**Task data:**

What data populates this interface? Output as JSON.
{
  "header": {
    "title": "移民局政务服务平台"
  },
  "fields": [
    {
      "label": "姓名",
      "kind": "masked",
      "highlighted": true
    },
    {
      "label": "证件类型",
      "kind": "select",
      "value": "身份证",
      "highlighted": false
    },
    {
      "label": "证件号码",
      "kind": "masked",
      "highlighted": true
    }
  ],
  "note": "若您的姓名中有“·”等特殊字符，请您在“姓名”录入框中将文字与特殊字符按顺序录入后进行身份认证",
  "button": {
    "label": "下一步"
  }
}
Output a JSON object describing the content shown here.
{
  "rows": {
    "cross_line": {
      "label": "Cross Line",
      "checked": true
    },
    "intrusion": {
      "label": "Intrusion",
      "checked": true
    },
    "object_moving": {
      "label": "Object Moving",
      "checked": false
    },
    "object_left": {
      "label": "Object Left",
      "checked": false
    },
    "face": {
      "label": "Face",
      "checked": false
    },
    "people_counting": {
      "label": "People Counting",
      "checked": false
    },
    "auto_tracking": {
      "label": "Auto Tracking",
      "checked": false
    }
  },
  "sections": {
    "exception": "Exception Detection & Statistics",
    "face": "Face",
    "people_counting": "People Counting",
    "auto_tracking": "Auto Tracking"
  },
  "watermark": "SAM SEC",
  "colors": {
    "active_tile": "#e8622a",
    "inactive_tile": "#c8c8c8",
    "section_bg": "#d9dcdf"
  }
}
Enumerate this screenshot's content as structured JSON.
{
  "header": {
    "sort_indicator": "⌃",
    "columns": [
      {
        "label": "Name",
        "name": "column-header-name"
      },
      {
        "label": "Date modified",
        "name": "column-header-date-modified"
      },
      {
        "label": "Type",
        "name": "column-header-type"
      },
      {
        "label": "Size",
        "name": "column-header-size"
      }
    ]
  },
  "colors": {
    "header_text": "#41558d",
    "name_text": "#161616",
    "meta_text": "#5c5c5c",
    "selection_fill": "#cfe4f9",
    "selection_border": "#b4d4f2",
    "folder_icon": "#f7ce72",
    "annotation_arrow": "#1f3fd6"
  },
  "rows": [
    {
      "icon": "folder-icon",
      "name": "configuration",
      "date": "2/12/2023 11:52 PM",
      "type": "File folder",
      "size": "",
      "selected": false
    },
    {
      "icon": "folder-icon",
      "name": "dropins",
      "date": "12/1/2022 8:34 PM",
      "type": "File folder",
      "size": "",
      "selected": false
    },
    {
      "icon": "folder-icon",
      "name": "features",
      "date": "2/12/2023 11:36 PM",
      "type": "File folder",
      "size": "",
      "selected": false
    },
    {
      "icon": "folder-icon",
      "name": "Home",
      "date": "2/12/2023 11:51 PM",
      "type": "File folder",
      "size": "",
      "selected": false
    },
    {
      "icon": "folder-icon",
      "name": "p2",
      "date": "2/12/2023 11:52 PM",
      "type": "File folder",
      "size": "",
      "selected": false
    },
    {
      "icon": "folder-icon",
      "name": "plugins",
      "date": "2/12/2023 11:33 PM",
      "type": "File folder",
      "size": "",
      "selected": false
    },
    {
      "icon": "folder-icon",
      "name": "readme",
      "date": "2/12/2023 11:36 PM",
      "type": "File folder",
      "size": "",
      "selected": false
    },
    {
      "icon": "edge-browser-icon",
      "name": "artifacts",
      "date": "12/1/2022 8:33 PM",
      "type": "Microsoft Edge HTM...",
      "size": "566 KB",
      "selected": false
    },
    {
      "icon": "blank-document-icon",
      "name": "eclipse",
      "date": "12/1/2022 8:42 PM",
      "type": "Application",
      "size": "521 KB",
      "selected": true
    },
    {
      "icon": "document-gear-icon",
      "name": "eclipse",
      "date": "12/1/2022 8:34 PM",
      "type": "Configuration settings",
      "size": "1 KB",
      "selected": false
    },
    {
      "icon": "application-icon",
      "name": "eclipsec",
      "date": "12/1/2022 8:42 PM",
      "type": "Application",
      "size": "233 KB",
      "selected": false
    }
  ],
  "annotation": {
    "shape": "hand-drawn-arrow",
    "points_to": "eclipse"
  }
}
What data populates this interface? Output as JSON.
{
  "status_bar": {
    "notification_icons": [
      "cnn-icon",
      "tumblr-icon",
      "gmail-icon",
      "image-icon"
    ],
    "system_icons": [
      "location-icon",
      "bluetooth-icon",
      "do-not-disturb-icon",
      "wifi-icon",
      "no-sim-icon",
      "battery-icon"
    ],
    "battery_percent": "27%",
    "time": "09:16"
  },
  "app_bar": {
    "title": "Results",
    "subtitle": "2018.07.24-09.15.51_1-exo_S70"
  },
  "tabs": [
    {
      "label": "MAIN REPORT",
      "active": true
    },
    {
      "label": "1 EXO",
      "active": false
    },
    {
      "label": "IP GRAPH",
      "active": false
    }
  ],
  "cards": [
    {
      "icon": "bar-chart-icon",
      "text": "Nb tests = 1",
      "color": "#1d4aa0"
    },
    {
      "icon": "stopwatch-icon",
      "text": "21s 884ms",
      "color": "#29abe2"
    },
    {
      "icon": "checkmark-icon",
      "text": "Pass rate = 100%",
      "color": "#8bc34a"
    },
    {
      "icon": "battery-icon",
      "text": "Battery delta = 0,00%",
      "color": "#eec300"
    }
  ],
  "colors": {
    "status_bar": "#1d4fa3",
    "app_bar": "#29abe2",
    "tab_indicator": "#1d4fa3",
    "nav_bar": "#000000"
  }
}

**Aim:** Provide all the records again, word for word.

**Task response:**
What data populates this interface? Output as JSON.
{
  "header": {
    "title": "移民局政务服务平台"
  },
  "fields": [
    {
      "label": "姓名",
      "kind": "masked",
      "highlighted": true
    },
    {
      "label": "证件类型",
      "kind": "select",
      "value": "身份证",
      "highlighted": false
    },
    {
      "label": "证件号码",
      "kind": "masked",
      "highlighted": true
    }
  ],
  "note": "若您的姓名中有“·”等特殊字符，请您在“姓名”录入框中将文字与特殊字符按顺序录入后进行身份认证",
  "button": {
    "label": "下一步"
  }
}
Output a JSON object describing the content shown here.
{
  "rows": {
    "cross_line": {
      "label": "Cross Line",
      "checked": true
    },
    "intrusion": {
      "label": "Intrusion",
      "checked": true
    },
    "object_moving": {
      "label": "Object Moving",
      "checked": false
    },
    "object_left": {
      "label": "Object Left",
      "checked": false
    },
    "face": {
      "label": "Face",
      "checked": false
    },
    "people_counting": {
      "label": "People Counting",
      "checked": false
    },
    "auto_tracking": {
      "label": "Auto Tracking",
      "checked": false
    }
  },
  "sections": {
    "exception": "Exception Detection & Statistics",
    "face": "Face",
    "people_counting": "People Counting",
    "auto_tracking": "Auto Tracking"
  },
  "watermark": "SAM SEC",
  "colors": {
    "active_tile": "#e8622a",
    "inactive_tile": "#c8c8c8",
    "section_bg": "#d9dcdf"
  }
}
Enumerate this screenshot's content as structured JSON.
{
  "header": {
    "sort_indicator": "⌃",
    "columns": [
      {
        "label": "Name",
        "name": "column-header-name"
      },
      {
        "label": "Date modified",
        "name": "column-header-date-modified"
      },
      {
        "label": "Type",
        "name": "column-header-type"
      },
      {
        "label": "Size",
        "name": "column-header-size"
      }
    ]
  },
  "colors": {
    "header_text": "#41558d",
    "name_text": "#161616",
    "meta_text": "#5c5c5c",
    "selection_fill": "#cfe4f9",
    "selection_border": "#b4d4f2",
    "folder_icon": "#f7ce72",
    "annotation_arrow": "#1f3fd6"
  },
  "rows": [
    {
      "icon": "folder-icon",
      "name": "configuration",
      "date": "2/12/2023 11:52 PM",
      "type": "File folder",
      "size": "",
      "selected": false
    },
    {
      "icon": "folder-icon",
      "name": "dropins",
      "date": "12/1/2022 8:34 PM",
      "type": "File folder",
      "size": "",
      "selected": false
    },
    {
      "icon": "folder-icon",
      "name": "features",
      "date": "2/12/2023 11:36 PM",
      "type": "File folder",
      "size": "",
      "selected": false
    },
    {
      "icon": "folder-icon",
      "name": "Home",
      "date": "2/12/2023 11:51 PM",
      "type": "File folder",
      "size": "",
      "selected": false
    },
    {
      "icon": "folder-icon",
      "name": "p2",
      "date": "2/12/2023 11:52 PM",
      "type": "File folder",
      "size": "",
      "selected": false
    },
    {
      "icon": "folder-icon",
      "name": "plugins",
      "date": "2/12/2023 11:33 PM",
      "type": "File folder",
      "size": "",
      "selected": false
    },
    {
      "icon": "folder-icon",
      "name": "readme",
      "date": "2/12/2023 11:36 PM",
      "type": "File folder",
      "size": "",
      "selected": false
    },
    {
      "icon": "edge-browser-icon",
      "name": "artifacts",
      "date": "12/1/2022 8:33 PM",
      "type": "Microsoft Edge HTM...",
      "size": "566 KB",
      "selected": false
    },
    {
      "icon": "blank-document-icon",
      "name": "eclipse",
      "date": "12/1/2022 8:42 PM",
      "type": "Application",
      "size": "521 KB",
      "selected": true
    },
    {
      "icon": "document-gear-icon",
      "name": "eclipse",
      "date": "12/1/2022 8:34 PM",
      "type": "Configuration settings",
      "size": "1 KB",
      "selected": false
    },
    {
      "icon": "application-icon",
      "name": "eclipsec",
      "date": "12/1/2022 8:42 PM",
      "type": "Application",
      "size": "233 KB",
      "selected": false
    }
  ],
  "annotation": {
    "shape": "hand-drawn-arrow",
    "points_to": "eclipse"
  }
}
What data populates this interface? Output as JSON.
{
  "status_bar": {
    "notification_icons": [
      "cnn-icon",
      "tumblr-icon",
      "gmail-icon",
      "image-icon"
    ],
    "system_icons": [
      "location-icon",
      "bluetooth-icon",
      "do-not-disturb-icon",
      "wifi-icon",
      "no-sim-icon",
      "battery-icon"
    ],
    "battery_percent": "27%",
    "time": "09:16"
  },
  "app_bar": {
    "title": "Results",
    "subtitle": "2018.07.24-09.15.51_1-exo_S70"
  },
  "tabs": [
    {
      "label": "MAIN REPORT",
      "active": true
    },
    {
      "label": "1 EXO",
      "active": false
    },
    {
      "label": "IP GRAPH",
      "active": false
    }
  ],
  "cards": [
    {
      "icon": "bar-chart-icon",
      "text": "Nb tests = 1",
      "color": "#1d4aa0"
    },
    {
      "icon": "stopwatch-icon",
      "text": "21s 884ms",
      "color": "#29abe2"
    },
    {
      "icon": "checkmark-icon",
      "text": "Pass rate = 100%",
      "color": "#8bc34a"
    },
    {
      "icon": "battery-icon",
      "text": "Battery delta = 0,00%",
      "color": "#eec300"
    }
  ],
  "colors": {
    "status_bar": "#1d4fa3",
    "app_bar": "#29abe2",
    "tab_indicator": "#1d4fa3",
    "nav_bar": "#000000"
  }
}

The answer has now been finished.